Instrucciones y requisitos: Según el fragmento sobre la exposición Darse la mano, ¿qué permite fotografiar el museo del Prado en el mejor de los casos?

Fragmento para leer:
|---|
Fotos: Google image. El museo del Prado en Madrid solo permite, en el mejor de los casos, fotografiar cartelas, discretamente.
La extraordinaria exposición Darse la mano, sobre la conjunción de la pintura y la escultura para dotar de una ilusión de realidad a la estatuaria barroca española, presenta alguna obra de difícil interpretación. La duda no reside en lo que representa -el tema-, sino en cómo representa.
Es un lugar común destacar que los collages cubistas fueron las primeras obras representativas que introdujeron elementos reales -fotografías, papeles pintados, rejillas, etc-, casi siempre planos, en lugar de su reproducción mimética.
|---|
Listados de elementos anotados
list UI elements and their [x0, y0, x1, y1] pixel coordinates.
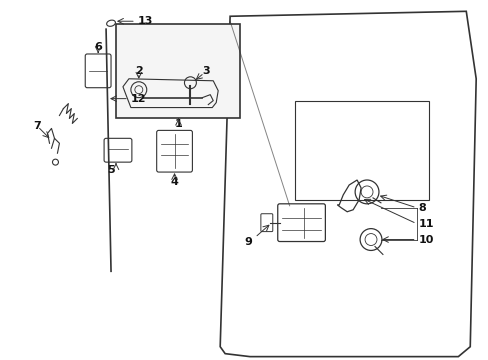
Text: 3: 3	[202, 66, 210, 76]
Text: 1: 1	[174, 120, 182, 130]
Text: 5: 5	[107, 165, 115, 175]
Text: 6: 6	[94, 42, 102, 52]
Text: 7: 7	[34, 121, 41, 131]
Text: 10: 10	[418, 234, 433, 244]
Text: 12: 12	[131, 94, 146, 104]
Text: 9: 9	[244, 237, 251, 247]
Text: 2: 2	[135, 66, 142, 76]
Text: 8: 8	[418, 203, 426, 213]
Text: 13: 13	[138, 16, 153, 26]
Text: 11: 11	[418, 219, 433, 229]
Bar	[116, 24, 240, 118]
Text: 4: 4	[170, 177, 178, 187]
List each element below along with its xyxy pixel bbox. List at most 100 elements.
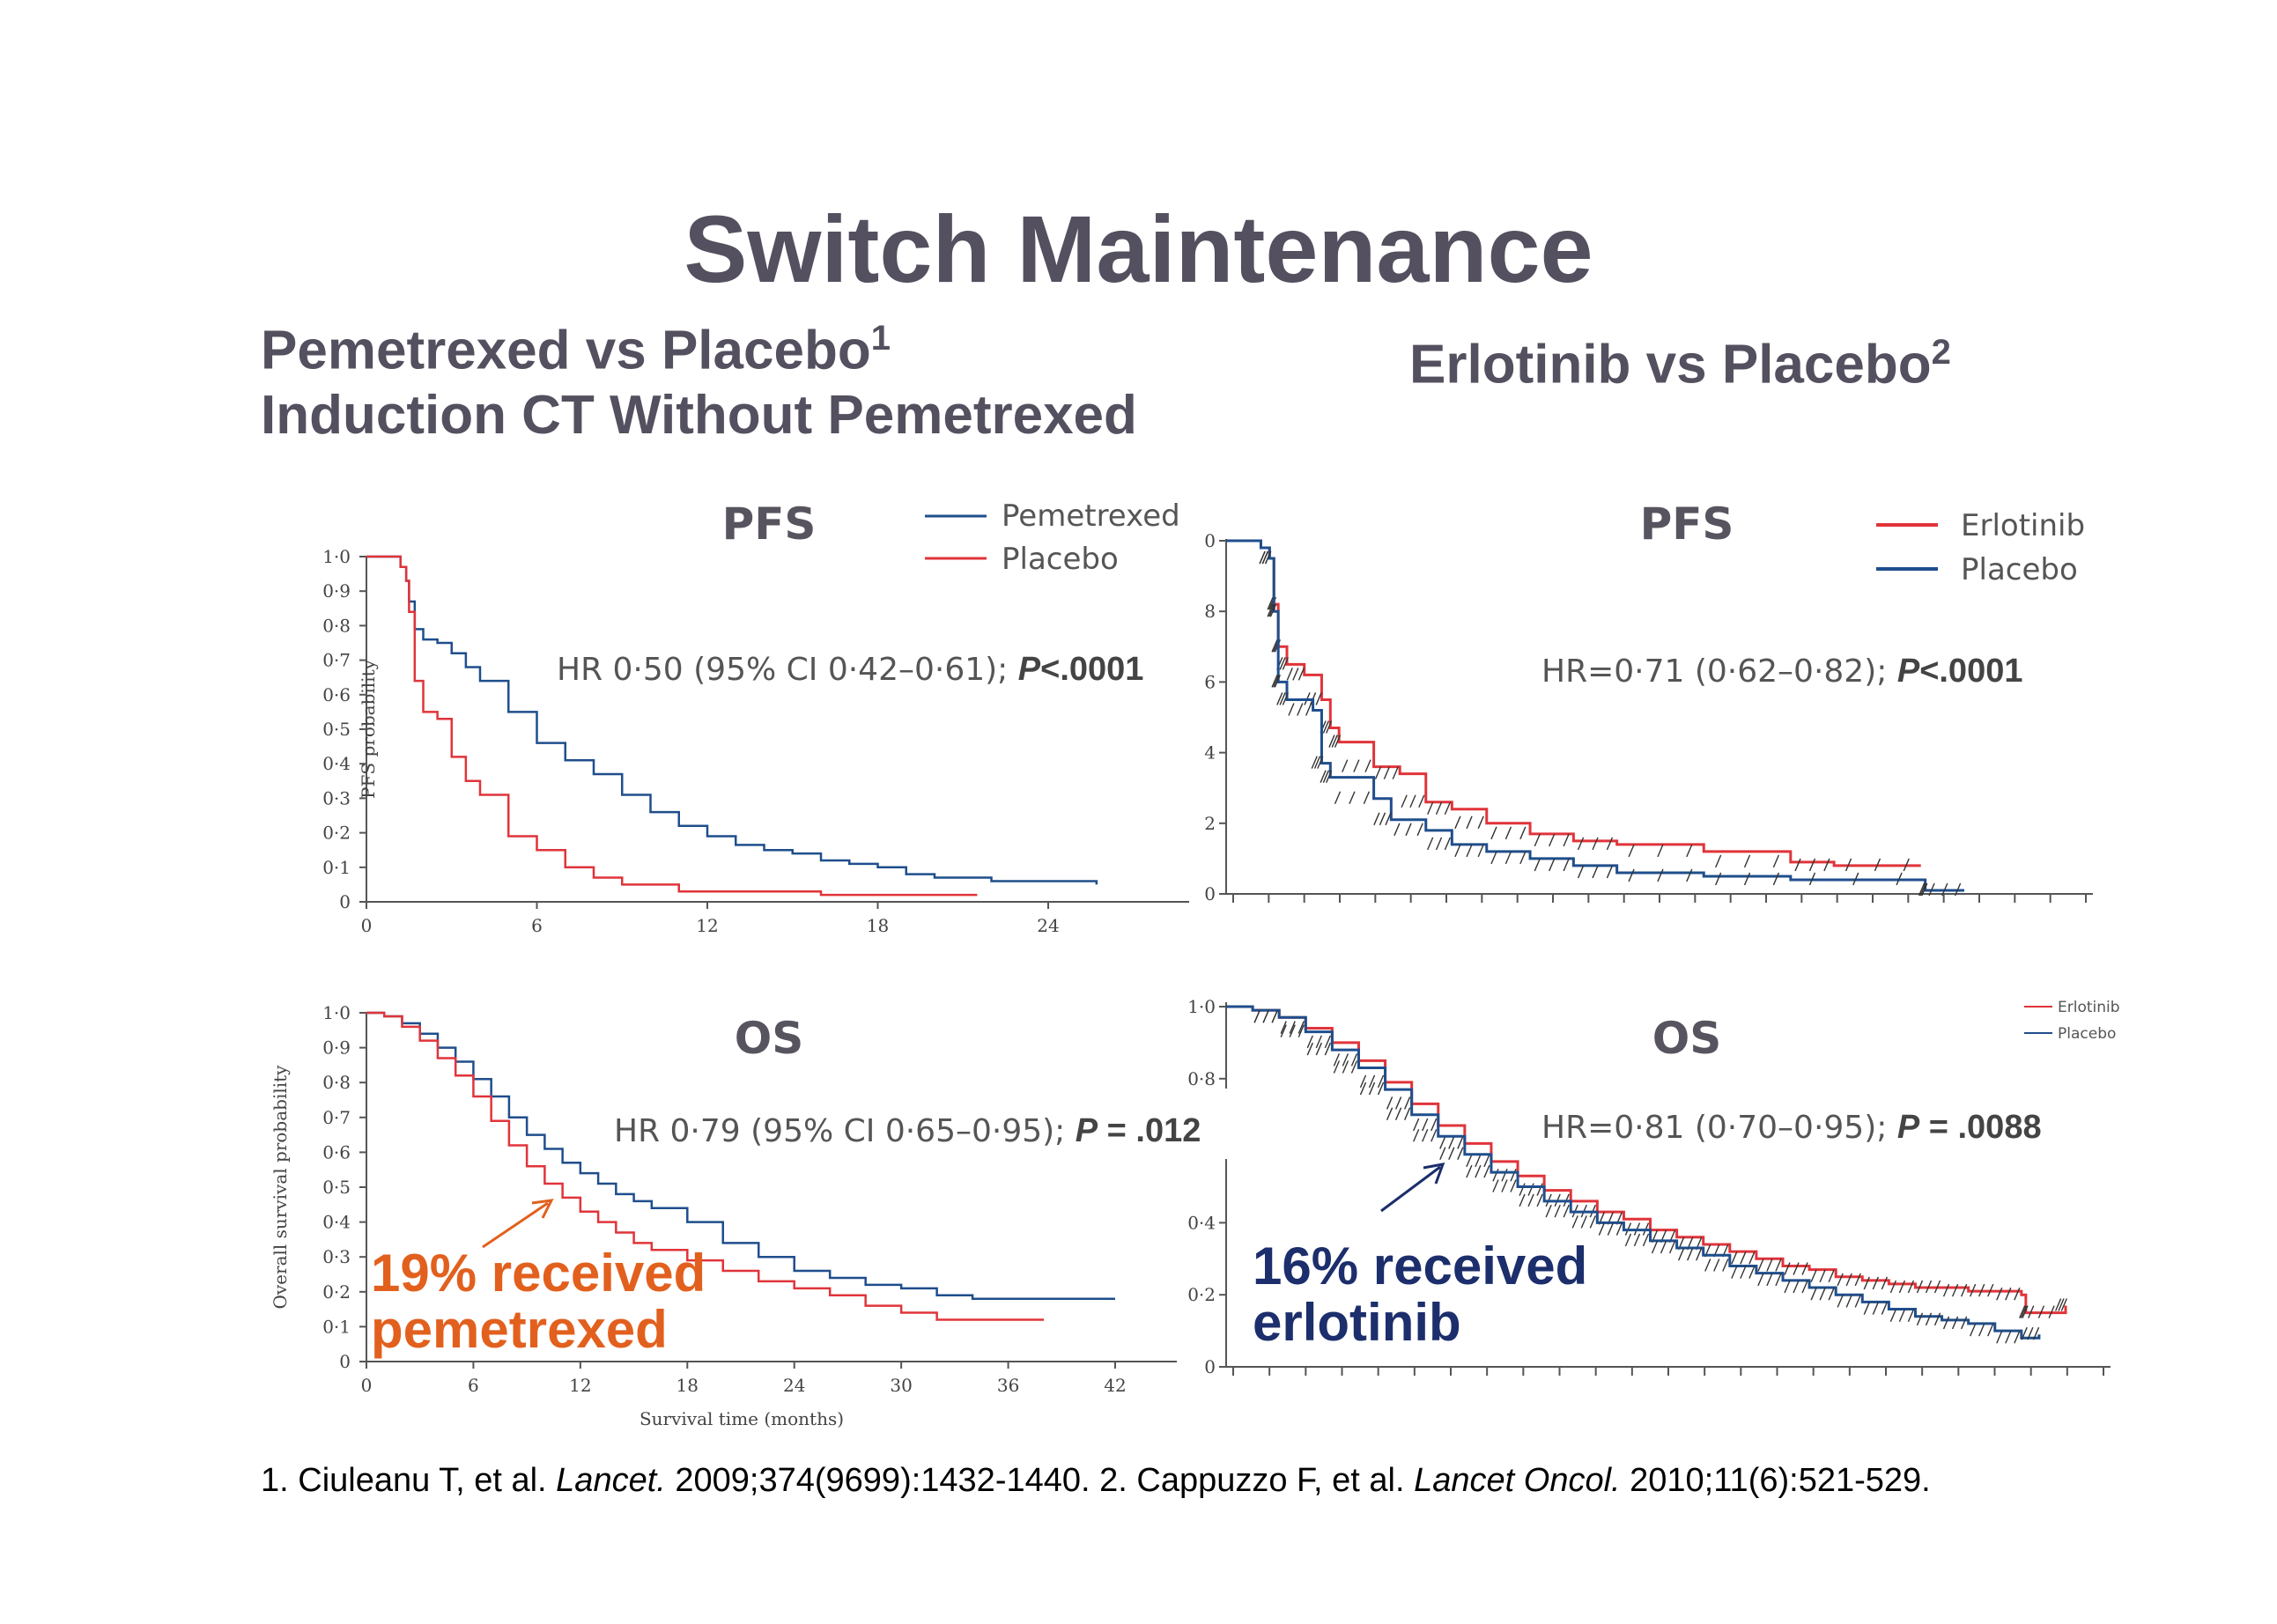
|---|
Respuesta a la tarea: Solo las cartelas, y de forma discreta.